[BEGIN]

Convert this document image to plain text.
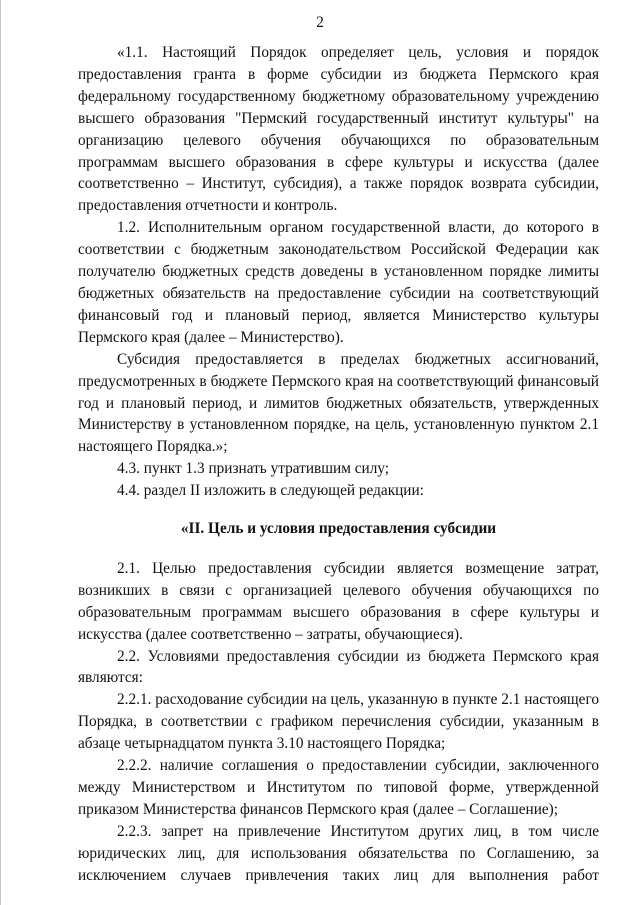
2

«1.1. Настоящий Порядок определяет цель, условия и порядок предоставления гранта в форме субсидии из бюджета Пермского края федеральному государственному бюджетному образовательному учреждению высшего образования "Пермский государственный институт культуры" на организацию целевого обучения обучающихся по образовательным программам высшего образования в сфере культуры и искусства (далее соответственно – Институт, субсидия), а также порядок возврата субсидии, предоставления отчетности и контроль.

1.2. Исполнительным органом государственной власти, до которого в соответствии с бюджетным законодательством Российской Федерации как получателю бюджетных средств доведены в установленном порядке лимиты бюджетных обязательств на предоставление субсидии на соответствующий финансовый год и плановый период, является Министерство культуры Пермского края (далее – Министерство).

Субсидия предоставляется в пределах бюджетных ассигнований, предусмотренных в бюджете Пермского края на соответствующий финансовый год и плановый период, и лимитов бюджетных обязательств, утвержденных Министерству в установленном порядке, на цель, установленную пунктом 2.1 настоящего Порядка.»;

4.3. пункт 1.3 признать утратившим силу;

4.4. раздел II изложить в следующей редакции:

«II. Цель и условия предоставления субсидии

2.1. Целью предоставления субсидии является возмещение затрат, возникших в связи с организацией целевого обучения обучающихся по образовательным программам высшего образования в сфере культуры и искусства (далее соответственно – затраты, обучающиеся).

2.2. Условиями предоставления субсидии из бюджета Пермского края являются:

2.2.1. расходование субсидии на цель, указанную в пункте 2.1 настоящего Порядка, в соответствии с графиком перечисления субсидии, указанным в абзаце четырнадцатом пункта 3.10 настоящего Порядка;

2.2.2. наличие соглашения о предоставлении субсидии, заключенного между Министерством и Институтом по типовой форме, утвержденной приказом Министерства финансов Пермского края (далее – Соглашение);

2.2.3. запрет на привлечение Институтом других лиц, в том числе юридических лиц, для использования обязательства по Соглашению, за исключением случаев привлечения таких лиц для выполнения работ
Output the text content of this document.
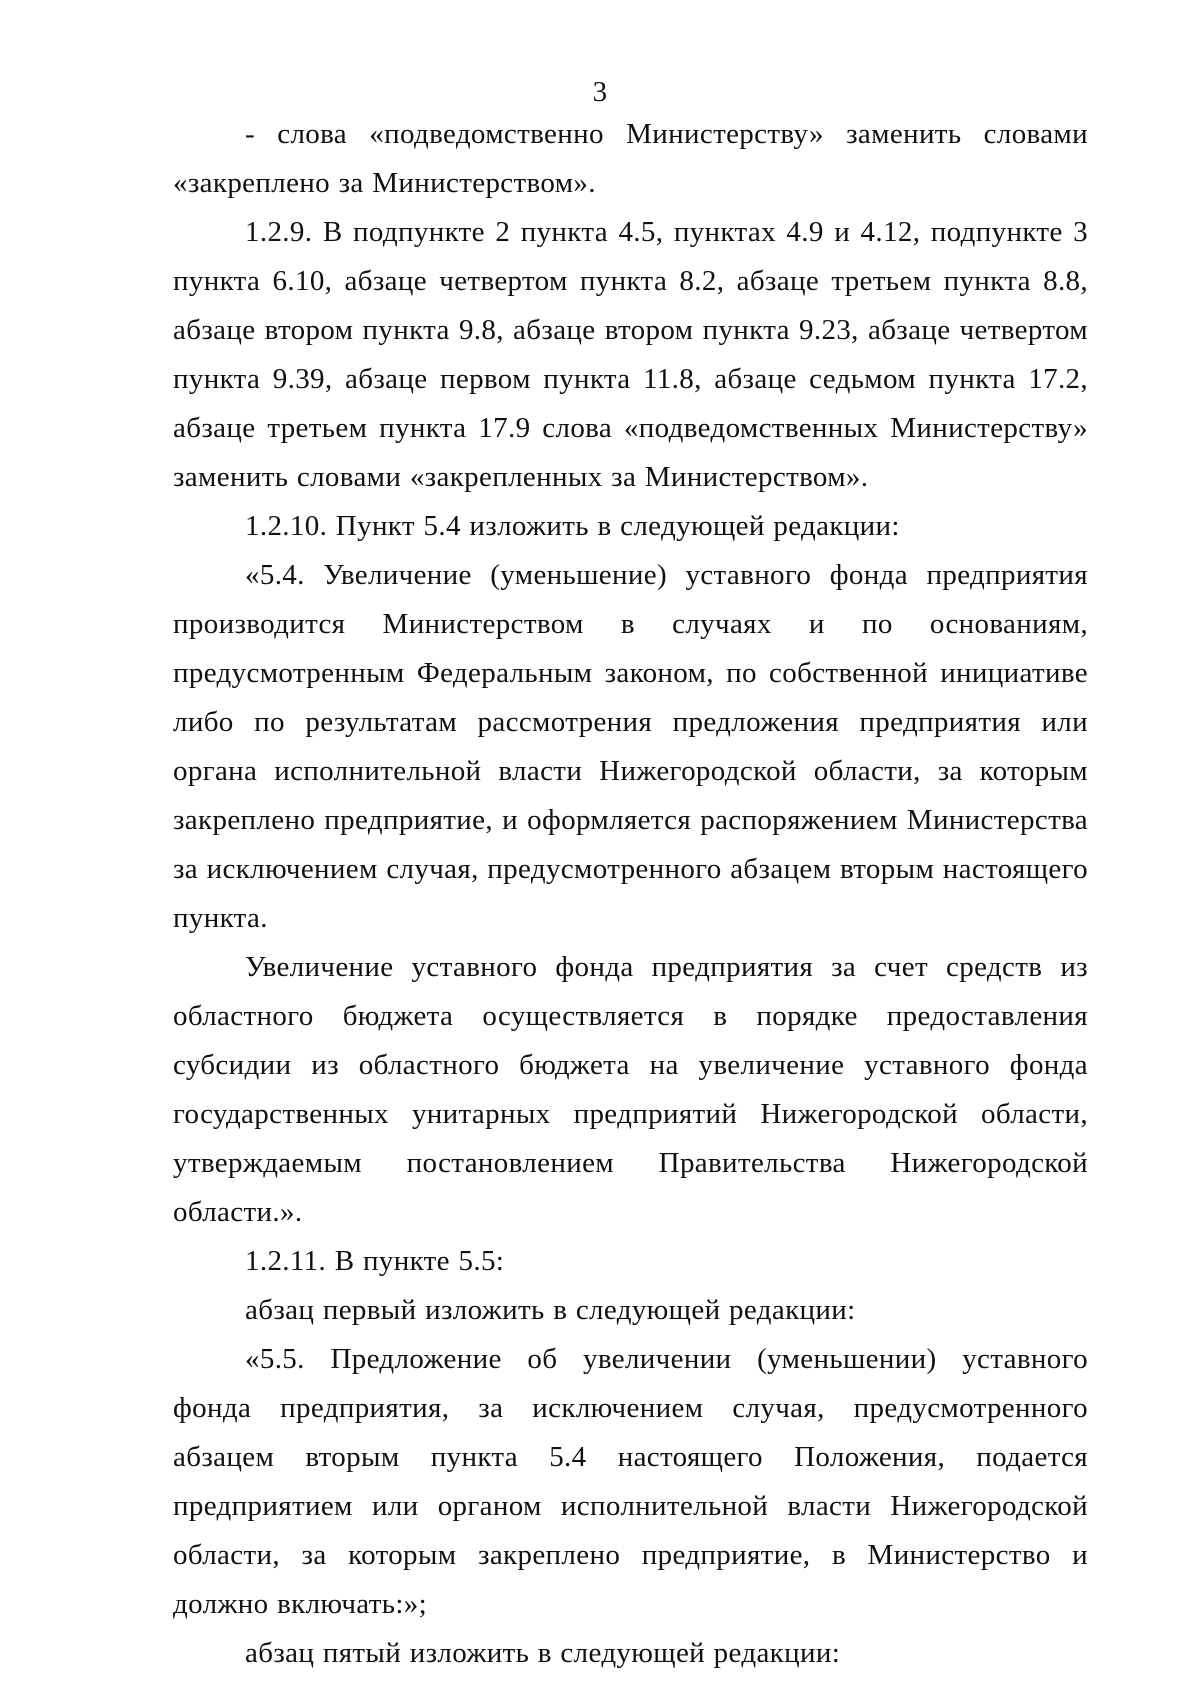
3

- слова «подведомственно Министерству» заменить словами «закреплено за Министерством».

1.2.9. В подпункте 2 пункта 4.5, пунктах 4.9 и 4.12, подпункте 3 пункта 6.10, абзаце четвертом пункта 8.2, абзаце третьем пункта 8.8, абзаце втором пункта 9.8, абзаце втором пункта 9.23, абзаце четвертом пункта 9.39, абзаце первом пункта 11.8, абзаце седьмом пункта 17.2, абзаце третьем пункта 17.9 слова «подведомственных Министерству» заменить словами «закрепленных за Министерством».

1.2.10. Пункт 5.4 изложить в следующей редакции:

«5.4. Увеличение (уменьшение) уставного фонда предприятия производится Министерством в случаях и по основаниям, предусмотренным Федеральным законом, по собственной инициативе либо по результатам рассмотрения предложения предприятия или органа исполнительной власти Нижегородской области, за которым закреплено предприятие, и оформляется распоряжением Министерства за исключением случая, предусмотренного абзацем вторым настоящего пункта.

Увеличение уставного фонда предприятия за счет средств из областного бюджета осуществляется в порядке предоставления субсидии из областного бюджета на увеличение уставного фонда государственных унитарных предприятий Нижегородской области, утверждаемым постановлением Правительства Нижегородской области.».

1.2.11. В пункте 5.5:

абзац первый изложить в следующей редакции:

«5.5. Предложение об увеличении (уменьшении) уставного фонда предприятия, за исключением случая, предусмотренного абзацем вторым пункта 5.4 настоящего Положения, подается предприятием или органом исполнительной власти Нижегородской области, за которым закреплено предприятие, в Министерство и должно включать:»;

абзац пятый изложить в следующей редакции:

[END]

Copy the listing in full and without alteration, omitting every picture.

Convert this document image to plain text.
2

«1.1. Настоящий Порядок определяет цель, условия и порядок предоставления гранта в форме субсидии из бюджета Пермского края федеральному государственному бюджетному образовательному учреждению высшего образования "Пермский государственный институт культуры" на организацию целевого обучения обучающихся по образовательным программам высшего образования в сфере культуры и искусства (далее соответственно – Институт, субсидия), а также порядок возврата субсидии, предоставления отчетности и контроль.

1.2. Исполнительным органом государственной власти, до которого в соответствии с бюджетным законодательством Российской Федерации как получателю бюджетных средств доведены в установленном порядке лимиты бюджетных обязательств на предоставление субсидии на соответствующий финансовый год и плановый период, является Министерство культуры Пермского края (далее – Министерство).

Субсидия предоставляется в пределах бюджетных ассигнований, предусмотренных в бюджете Пермского края на соответствующий финансовый год и плановый период, и лимитов бюджетных обязательств, утвержденных Министерству в установленном порядке, на цель, установленную пунктом 2.1 настоящего Порядка.»;

4.3. пункт 1.3 признать утратившим силу;

4.4. раздел II изложить в следующей редакции:

«II. Цель и условия предоставления субсидии

2.1. Целью предоставления субсидии является возмещение затрат, возникших в связи с организацией целевого обучения обучающихся по образовательным программам высшего образования в сфере культуры и искусства (далее соответственно – затраты, обучающиеся).

2.2. Условиями предоставления субсидии из бюджета Пермского края являются:

2.2.1. расходование субсидии на цель, указанную в пункте 2.1 настоящего Порядка, в соответствии с графиком перечисления субсидии, указанным в абзаце четырнадцатом пункта 3.10 настоящего Порядка;

2.2.2. наличие соглашения о предоставлении субсидии, заключенного между Министерством и Институтом по типовой форме, утвержденной приказом Министерства финансов Пермского края (далее – Соглашение);

2.2.3. запрет на привлечение Институтом других лиц, в том числе юридических лиц, для использования обязательства по Соглашению, за исключением случаев привлечения таких лиц для выполнения работ
Output the text content of this document.
3

- слова «подведомственно Министерству» заменить словами «закреплено за Министерством».

1.2.9. В подпункте 2 пункта 4.5, пунктах 4.9 и 4.12, подпункте 3 пункта 6.10, абзаце четвертом пункта 8.2, абзаце третьем пункта 8.8, абзаце втором пункта 9.8, абзаце втором пункта 9.23, абзаце четвертом пункта 9.39, абзаце первом пункта 11.8, абзаце седьмом пункта 17.2, абзаце третьем пункта 17.9 слова «подведомственных Министерству» заменить словами «закрепленных за Министерством».

1.2.10. Пункт 5.4 изложить в следующей редакции:

«5.4. Увеличение (уменьшение) уставного фонда предприятия производится Министерством в случаях и по основаниям, предусмотренным Федеральным законом, по собственной инициативе либо по результатам рассмотрения предложения предприятия или органа исполнительной власти Нижегородской области, за которым закреплено предприятие, и оформляется распоряжением Министерства за исключением случая, предусмотренного абзацем вторым настоящего пункта.

Увеличение уставного фонда предприятия за счет средств из областного бюджета осуществляется в порядке предоставления субсидии из областного бюджета на увеличение уставного фонда государственных унитарных предприятий Нижегородской области, утверждаемым постановлением Правительства Нижегородской области.».

1.2.11. В пункте 5.5:

абзац первый изложить в следующей редакции:

«5.5. Предложение об увеличении (уменьшении) уставного фонда предприятия, за исключением случая, предусмотренного абзацем вторым пункта 5.4 настоящего Положения, подается предприятием или органом исполнительной власти Нижегородской области, за которым закреплено предприятие, в Министерство и должно включать:»;

абзац пятый изложить в следующей редакции:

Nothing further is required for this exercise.